(Required work):
A - Print the part of the gift card forum thread starting at "Kfimbs Mon 05-Feb-24" and ending at "your other brother.".
B - Answer these questions from the gift card forum thread:
(i) According to Kfimbs, what total value were the cards expected to have?
(ii) What does Desdemona say she would do with the other gift card?
(iii) What does RVK1CR say would have been fine?
C - Write the next part of the gift card forum thread, picking up after its last line.

I’d call the brother and tell him you bought something at JL and discovered the amount on the receipts didn’t match the value of the cards. I’d say you wanted to let him know in case there’s been a mix up: if there has, what would he like you to do? and if not you want to thank him for his very generous gift this year.

Absolutely this, honest and straight forward, you might even improve your relationship by being honest and not worrying about what your brothers do between themselves.

Tanjamaltija Mon 05-Feb-24 17:41:30

The cynic in me says that the brother who gave the cards was flustered (in case you find out he was giving the other one preferential treatment) and goofed. Having said that, why do you even expect a gift from him, since you know you are second best; unless he is the richest sibling with money to throw around? Do you give the two of them gifts that are equal in value? Or is it tit-for-tat with you? I'd call him and say there was a discrepancy between the value on the card and the actual value of the gift - a public service, just in case, you know, he finds that his bank account is missing a few pounds.

Desdemona Mon 05-Feb-24 17:33:10

I would spend the other gift card too and say nothing unless specifically asked about it.

Not to be dishonest but perhaps it is just easier? (Avoids any potential friction that could be caused maybe.)

Kfimbs Mon 05-Feb-24 17:04:02

Well, the cards were expected to have value £50 (2x£25) and actually had value £150 (£100 +£50) so maybe John Lewis made a mistake? Or maybe you were supposed to get £50 and your brother and his wife £100 and you received the cards intended for both of you? At the till presumably you gave the cashier both cards expecting to pay extra as well and they used one card completely (£50) and took £28 out of the £100 card leaving £72 on it. Maybe your brother gave cards to several people and they all got mixed up at the present wrapping stage? I’d be inclined to say to your gift giving brother “Thank you, I’ve bought XXX which is lovely, but surprisingly I’ve got value left on the second card. Did you give other people cards? Or maybe JL made a mistake?” No need to say anything to your other brother.

RVK1CR Mon 05-Feb-24 15:03:09

kittylester

Yes we could, of course! It's not about the money for either of us, really. A box of chocolates would have been fine.

(Data section):
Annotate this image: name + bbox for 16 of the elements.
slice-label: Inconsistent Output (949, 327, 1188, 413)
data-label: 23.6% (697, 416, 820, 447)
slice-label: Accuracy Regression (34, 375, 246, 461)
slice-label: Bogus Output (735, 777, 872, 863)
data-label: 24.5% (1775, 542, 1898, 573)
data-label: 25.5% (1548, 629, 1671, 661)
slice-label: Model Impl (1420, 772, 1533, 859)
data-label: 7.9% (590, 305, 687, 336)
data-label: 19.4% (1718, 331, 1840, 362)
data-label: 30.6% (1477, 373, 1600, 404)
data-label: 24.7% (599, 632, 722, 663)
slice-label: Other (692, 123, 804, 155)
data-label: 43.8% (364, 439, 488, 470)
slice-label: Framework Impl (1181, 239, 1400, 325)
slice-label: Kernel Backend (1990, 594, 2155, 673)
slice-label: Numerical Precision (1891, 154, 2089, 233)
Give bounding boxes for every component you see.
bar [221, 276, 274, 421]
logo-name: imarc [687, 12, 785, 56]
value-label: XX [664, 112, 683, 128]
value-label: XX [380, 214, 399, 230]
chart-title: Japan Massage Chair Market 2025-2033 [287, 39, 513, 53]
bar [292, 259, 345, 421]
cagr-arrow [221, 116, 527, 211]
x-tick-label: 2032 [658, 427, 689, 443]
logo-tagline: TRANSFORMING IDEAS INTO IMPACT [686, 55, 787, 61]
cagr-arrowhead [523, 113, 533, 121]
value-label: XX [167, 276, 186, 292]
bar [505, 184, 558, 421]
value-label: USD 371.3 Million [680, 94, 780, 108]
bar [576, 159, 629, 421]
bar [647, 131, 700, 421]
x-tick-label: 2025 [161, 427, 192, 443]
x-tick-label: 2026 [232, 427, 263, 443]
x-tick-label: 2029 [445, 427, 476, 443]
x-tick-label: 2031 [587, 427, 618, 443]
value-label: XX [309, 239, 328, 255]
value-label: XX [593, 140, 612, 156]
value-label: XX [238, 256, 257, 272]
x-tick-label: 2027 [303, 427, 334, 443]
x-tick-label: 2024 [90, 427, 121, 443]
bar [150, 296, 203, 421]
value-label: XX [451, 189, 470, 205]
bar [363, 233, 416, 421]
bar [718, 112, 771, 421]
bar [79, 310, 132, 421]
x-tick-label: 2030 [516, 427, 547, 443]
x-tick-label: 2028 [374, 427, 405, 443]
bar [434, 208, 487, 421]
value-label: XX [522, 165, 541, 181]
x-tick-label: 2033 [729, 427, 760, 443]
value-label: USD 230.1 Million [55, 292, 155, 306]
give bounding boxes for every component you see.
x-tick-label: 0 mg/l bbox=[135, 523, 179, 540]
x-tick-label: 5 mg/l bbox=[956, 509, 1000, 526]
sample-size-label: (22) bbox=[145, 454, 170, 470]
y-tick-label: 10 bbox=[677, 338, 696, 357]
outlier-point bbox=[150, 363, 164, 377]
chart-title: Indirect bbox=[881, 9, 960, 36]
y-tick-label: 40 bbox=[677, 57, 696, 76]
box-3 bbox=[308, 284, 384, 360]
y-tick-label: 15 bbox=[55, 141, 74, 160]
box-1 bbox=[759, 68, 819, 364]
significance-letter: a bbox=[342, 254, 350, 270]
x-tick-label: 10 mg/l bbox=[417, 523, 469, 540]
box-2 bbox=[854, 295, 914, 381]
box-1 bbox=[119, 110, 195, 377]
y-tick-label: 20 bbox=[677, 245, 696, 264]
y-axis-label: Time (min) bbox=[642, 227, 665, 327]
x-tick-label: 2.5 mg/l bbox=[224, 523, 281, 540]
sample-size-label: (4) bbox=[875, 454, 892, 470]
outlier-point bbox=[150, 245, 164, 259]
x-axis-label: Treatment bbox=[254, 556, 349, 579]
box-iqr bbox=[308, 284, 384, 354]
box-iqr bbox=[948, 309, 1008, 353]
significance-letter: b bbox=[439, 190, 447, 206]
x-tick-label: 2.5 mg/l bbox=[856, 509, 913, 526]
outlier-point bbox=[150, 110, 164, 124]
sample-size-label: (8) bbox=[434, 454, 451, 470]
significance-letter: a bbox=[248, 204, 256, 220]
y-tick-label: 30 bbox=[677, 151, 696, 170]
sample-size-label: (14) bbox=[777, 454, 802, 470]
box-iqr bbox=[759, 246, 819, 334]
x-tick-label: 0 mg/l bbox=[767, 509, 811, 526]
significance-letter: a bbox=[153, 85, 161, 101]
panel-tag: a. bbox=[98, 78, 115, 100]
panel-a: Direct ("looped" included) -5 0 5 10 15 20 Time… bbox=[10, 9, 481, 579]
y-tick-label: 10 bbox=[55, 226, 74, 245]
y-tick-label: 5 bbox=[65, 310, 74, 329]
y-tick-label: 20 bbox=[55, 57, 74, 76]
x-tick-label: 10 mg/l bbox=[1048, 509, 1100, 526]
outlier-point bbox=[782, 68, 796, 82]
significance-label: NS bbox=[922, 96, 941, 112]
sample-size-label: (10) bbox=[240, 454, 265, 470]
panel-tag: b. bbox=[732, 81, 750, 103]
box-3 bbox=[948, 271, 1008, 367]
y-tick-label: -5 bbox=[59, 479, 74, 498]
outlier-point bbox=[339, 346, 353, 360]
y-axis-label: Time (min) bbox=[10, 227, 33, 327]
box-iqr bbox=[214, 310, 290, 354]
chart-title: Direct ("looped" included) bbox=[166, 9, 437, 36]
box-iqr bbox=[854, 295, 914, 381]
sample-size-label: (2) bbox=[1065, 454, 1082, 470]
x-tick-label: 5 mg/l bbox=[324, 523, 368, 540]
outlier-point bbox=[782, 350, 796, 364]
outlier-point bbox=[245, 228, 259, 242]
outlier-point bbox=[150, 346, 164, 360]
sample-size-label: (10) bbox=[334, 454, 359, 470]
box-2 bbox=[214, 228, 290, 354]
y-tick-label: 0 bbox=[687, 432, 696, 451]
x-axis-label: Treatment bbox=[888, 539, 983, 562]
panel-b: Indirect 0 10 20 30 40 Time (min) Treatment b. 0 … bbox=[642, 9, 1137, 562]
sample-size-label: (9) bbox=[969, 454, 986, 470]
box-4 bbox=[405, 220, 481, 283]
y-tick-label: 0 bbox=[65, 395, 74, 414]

(Responses by item number):
A -
Kfimbs Mon 05-Feb-24 17:04:02

Well, the cards were expected to have value £50 (2x£25) and actually had value £150 (£100 +£50) so maybe John Lewis made a mistake? Or maybe you were supposed to get £50 and your brother and his wife £100 and you received the cards intended for both of you? At the till presumably you gave the cashier both cards expecting to pay extra as well and they used one card completely (£50) and took £28 out of the £100 card leaving £72 on it. Maybe your brother gave cards to several people and they all got mixed up at the present wrapping stage? I’d be inclined to say to your gift giving brother “Thank you, I’ve bought XXX which is lovely, but surprisingly I’ve got value left on the second card. Did you give other people cards? Or maybe JL made a mistake?” No need to say anything to your other brother.

B -
(i) £50 (2x£25).
(ii) She would spend it too and say nothing unless specifically asked about it.
(iii) A box of chocolates.

C -
I am a bit upset about the inequity of the presents but don't really want to create waves - though, conversely, I'd like them to know that I know.

Tell the brother what you bought. Don't mention what you still have left on the other card, and just say "thank you, such a lovely generous surprise".

newnanny Mon 05-Feb-24 14:49:36

I'd say nothing. BiL won't know if you've spent it yet or not. See if he comes to you to tell you he sent you the wrong one. If he says nothing then neither would I.

Nannan2 Mon 05-Feb-24 14:28:47

Wait until youve spent both.Then just thank him for his generous gift.If the other brother then mentions it to him & he asks you outright how much was on them i'd say "such &such amount, oh but of course they'll be the same as (other brothers name) wont they? silly me, i thought for a minute you had mixed them up" That might make him think twice about giving them more next time.

RVK1CR Mon 05-Feb-24 14:19:58

Not mean at all. My daughter has a new chap, very wealthy, and buys b'day and Christmas presents for him but for me a late 70's pension credit receiver, zero. Then wonders why I am not interested in her new child: best to keep a distance I think as I feel like an outsider.
I would thank the brother and mention what you bought, only he will know whether he intended you to have such a generous gift voucher. Be interesting to see what you receive next year!

Cambsnan Mon 05-Feb-24 14:18:24

How do know it who it was meant for? Could have be someone completely different. Just tell them you think there was a mistake. That said he gave you a gift, not really your business what he gave anyone else is it?